§ **CHALLENGE**
Report how many of the rows below contain the string "heading", giving only the number.

§ **DATA EXTRACT**
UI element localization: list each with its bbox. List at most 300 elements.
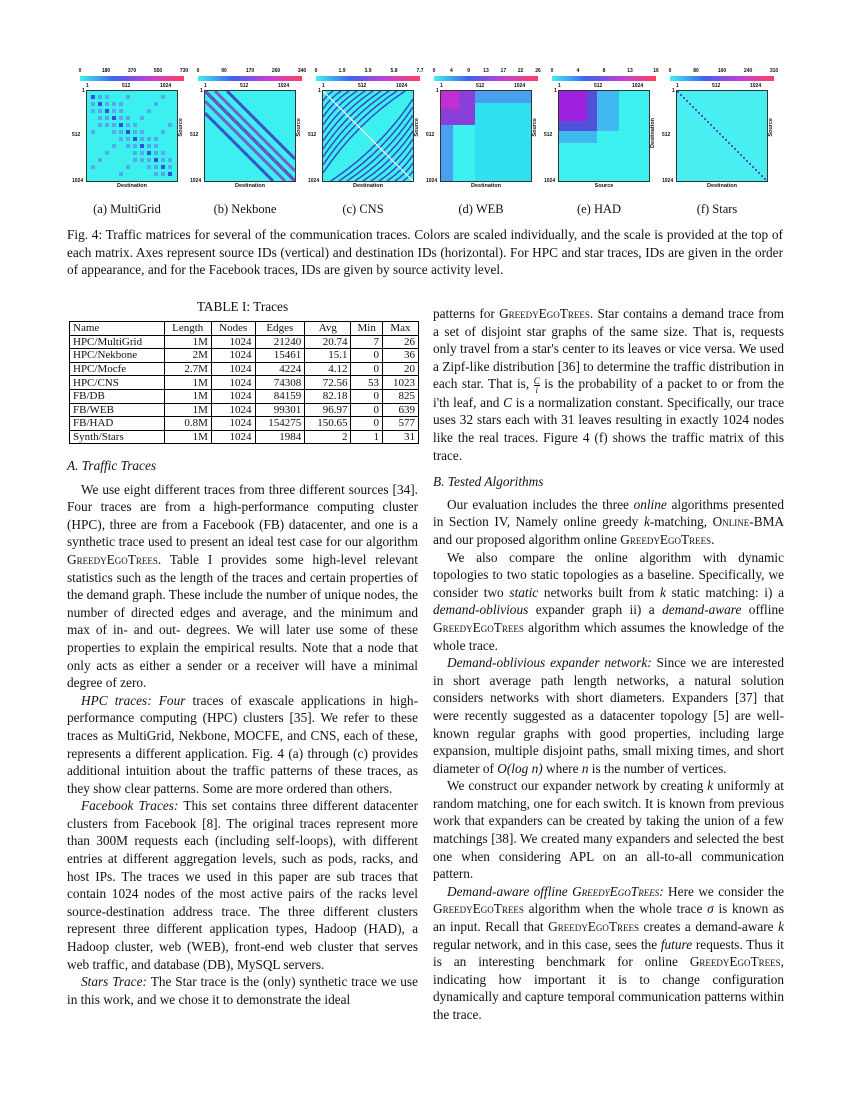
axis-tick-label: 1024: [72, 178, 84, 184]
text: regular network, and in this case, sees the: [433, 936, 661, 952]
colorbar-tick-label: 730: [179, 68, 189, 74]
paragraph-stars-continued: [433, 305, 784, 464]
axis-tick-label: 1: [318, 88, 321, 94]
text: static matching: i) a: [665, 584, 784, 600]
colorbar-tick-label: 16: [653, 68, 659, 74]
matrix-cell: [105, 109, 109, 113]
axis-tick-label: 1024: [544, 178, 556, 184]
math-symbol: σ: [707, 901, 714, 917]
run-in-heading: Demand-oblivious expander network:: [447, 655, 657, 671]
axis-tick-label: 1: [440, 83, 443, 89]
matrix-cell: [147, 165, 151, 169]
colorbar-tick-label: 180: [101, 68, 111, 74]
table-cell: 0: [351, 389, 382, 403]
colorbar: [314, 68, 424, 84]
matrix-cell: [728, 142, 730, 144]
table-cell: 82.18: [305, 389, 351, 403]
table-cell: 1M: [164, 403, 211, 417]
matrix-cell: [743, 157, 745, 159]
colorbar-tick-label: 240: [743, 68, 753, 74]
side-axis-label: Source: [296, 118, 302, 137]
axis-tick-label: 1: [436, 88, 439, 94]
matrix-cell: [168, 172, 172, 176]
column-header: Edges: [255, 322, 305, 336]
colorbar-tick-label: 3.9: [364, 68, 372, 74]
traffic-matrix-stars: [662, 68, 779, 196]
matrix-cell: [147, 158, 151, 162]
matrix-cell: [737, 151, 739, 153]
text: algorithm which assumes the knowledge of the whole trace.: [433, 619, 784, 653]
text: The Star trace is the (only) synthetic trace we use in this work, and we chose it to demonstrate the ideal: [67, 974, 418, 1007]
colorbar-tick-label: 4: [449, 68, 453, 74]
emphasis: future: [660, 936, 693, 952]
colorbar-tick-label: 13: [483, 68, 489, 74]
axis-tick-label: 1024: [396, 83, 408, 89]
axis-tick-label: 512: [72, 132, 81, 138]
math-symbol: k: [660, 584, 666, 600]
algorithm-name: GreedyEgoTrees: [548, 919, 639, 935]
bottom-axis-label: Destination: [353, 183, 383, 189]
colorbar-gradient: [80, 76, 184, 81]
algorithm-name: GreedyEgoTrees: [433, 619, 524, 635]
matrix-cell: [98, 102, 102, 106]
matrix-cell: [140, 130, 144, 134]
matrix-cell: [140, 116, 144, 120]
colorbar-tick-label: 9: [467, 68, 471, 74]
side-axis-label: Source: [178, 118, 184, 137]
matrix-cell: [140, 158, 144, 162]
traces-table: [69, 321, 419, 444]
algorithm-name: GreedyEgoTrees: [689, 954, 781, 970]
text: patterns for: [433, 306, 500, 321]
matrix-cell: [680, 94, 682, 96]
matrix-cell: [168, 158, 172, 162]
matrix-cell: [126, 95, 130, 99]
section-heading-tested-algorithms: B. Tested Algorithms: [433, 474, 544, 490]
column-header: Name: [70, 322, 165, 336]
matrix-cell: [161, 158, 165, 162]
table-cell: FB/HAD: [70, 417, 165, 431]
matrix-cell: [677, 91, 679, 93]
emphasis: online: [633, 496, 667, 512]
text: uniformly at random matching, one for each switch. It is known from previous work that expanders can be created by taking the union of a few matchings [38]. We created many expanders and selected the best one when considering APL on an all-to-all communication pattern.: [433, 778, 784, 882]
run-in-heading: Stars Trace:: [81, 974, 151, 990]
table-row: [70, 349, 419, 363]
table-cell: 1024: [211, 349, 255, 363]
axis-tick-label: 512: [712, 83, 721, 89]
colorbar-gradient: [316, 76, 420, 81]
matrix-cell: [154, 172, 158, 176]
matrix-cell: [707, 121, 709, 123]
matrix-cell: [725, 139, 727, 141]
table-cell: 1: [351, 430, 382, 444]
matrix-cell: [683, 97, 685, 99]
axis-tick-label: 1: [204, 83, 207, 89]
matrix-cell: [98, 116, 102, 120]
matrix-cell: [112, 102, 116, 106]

§ **REPLY**
3